▶ [TASK GOAL]:
Would you write out the entries below, every one of them, exactly?

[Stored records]

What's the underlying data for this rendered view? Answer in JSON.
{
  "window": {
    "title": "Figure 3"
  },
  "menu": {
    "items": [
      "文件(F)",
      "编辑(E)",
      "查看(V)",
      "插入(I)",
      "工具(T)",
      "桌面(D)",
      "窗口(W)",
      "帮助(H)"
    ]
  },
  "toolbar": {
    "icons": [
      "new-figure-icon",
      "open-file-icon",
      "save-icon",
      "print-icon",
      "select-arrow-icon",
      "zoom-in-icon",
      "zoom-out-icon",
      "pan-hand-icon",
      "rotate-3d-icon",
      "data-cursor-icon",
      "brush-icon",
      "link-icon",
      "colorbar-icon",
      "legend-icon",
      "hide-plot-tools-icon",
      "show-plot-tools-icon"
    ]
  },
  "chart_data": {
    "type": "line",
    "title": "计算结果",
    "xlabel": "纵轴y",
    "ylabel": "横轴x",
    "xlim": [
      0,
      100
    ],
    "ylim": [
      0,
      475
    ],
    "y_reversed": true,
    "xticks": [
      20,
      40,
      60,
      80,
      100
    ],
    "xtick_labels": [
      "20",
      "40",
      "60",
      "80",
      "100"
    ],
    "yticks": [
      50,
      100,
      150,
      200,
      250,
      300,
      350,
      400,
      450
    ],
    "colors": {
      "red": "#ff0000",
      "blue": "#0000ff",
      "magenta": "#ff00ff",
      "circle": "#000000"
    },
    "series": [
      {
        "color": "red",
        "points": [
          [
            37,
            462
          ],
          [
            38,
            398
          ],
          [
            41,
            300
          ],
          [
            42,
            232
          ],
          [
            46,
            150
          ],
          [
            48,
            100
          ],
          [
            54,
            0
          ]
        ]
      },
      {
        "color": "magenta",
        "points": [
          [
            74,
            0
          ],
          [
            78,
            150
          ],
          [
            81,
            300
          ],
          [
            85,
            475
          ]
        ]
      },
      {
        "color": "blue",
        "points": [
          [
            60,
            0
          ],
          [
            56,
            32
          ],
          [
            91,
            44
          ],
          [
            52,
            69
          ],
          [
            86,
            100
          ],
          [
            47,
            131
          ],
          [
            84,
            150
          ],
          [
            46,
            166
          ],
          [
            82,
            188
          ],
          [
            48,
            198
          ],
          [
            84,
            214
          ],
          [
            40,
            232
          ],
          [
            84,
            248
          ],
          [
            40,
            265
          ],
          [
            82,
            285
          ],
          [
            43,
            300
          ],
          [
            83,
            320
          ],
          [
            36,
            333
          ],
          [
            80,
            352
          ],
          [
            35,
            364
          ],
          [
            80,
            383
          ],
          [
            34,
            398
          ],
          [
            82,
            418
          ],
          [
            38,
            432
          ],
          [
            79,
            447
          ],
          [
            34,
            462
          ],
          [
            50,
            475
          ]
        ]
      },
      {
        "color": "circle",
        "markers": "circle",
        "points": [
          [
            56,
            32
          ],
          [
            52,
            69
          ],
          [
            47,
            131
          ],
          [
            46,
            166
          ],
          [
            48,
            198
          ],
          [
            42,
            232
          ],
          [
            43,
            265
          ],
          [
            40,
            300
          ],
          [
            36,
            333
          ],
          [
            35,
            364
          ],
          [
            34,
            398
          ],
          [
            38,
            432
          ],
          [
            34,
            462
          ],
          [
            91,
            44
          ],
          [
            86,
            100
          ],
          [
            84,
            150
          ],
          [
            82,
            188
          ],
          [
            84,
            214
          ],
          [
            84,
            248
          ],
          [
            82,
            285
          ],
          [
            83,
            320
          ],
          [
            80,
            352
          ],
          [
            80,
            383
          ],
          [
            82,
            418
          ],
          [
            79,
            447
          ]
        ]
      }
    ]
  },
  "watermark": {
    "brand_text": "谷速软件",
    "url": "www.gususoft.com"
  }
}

▶ [THE REPLY]:
What's the underlying data for this rendered view? Answer in JSON.
{
  "window": {
    "title": "Figure 3"
  },
  "menu": {
    "items": [
      "文件(F)",
      "编辑(E)",
      "查看(V)",
      "插入(I)",
      "工具(T)",
      "桌面(D)",
      "窗口(W)",
      "帮助(H)"
    ]
  },
  "toolbar": {
    "icons": [
      "new-figure-icon",
      "open-file-icon",
      "save-icon",
      "print-icon",
      "select-arrow-icon",
      "zoom-in-icon",
      "zoom-out-icon",
      "pan-hand-icon",
      "rotate-3d-icon",
      "data-cursor-icon",
      "brush-icon",
      "link-icon",
      "colorbar-icon",
      "legend-icon",
      "hide-plot-tools-icon",
      "show-plot-tools-icon"
    ]
  },
  "chart_data": {
    "type": "line",
    "title": "计算结果",
    "xlabel": "纵轴y",
    "ylabel": "横轴x",
    "xlim": [
      0,
      100
    ],
    "ylim": [
      0,
      475
    ],
    "y_reversed": true,
    "xticks": [
      20,
      40,
      60,
      80,
      100
    ],
    "xtick_labels": [
      "20",
      "40",
      "60",
      "80",
      "100"
    ],
    "yticks": [
      50,
      100,
      150,
      200,
      250,
      300,
      350,
      400,
      450
    ],
    "colors": {
      "red": "#ff0000",
      "blue": "#0000ff",
      "magenta": "#ff00ff",
      "circle": "#000000"
    },
    "series": [
      {
        "color": "red",
        "points": [
          [
            37,
            462
          ],
          [
            38,
            398
          ],
          [
            41,
            300
          ],
          [
            42,
            232
          ],
          [
            46,
            150
          ],
          [
            48,
            100
          ],
          [
            54,
            0
          ]
        ]
      },
      {
        "color": "magenta",
        "points": [
          [
            74,
            0
          ],
          [
            78,
            150
          ],
          [
            81,
            300
          ],
          [
            85,
            475
          ]
        ]
      },
      {
        "color": "blue",
        "points": [
          [
            60,
            0
          ],
          [
            56,
            32
          ],
          [
            91,
            44
          ],
          [
            52,
            69
          ],
          [
            86,
            100
          ],
          [
            47,
            131
          ],
          [
            84,
            150
          ],
          [
            46,
            166
          ],
          [
            82,
            188
          ],
          [
            48,
            198
          ],
          [
            84,
            214
          ],
          [
            40,
            232
          ],
          [
            84,
            248
          ],
          [
            40,
            265
          ],
          [
            82,
            285
          ],
          [
            43,
            300
          ],
          [
            83,
            320
          ],
          [
            36,
            333
          ],
          [
            80,
            352
          ],
          [
            35,
            364
          ],
          [
            80,
            383
          ],
          [
            34,
            398
          ],
          [
            82,
            418
          ],
          [
            38,
            432
          ],
          [
            79,
            447
          ],
          [
            34,
            462
          ],
          [
            50,
            475
          ]
        ]
      },
      {
        "color": "circle",
        "markers": "circle",
        "points": [
          [
            56,
            32
          ],
          [
            52,
            69
          ],
          [
            47,
            131
          ],
          [
            46,
            166
          ],
          [
            48,
            198
          ],
          [
            42,
            232
          ],
          [
            43,
            265
          ],
          [
            40,
            300
          ],
          [
            36,
            333
          ],
          [
            35,
            364
          ],
          [
            34,
            398
          ],
          [
            38,
            432
          ],
          [
            34,
            462
          ],
          [
            91,
            44
          ],
          [
            86,
            100
          ],
          [
            84,
            150
          ],
          [
            82,
            188
          ],
          [
            84,
            214
          ],
          [
            84,
            248
          ],
          [
            82,
            285
          ],
          [
            83,
            320
          ],
          [
            80,
            352
          ],
          [
            80,
            383
          ],
          [
            82,
            418
          ],
          [
            79,
            447
          ]
        ]
      }
    ]
  },
  "watermark": {
    "brand_text": "谷速软件",
    "url": "www.gususoft.com"
  }
}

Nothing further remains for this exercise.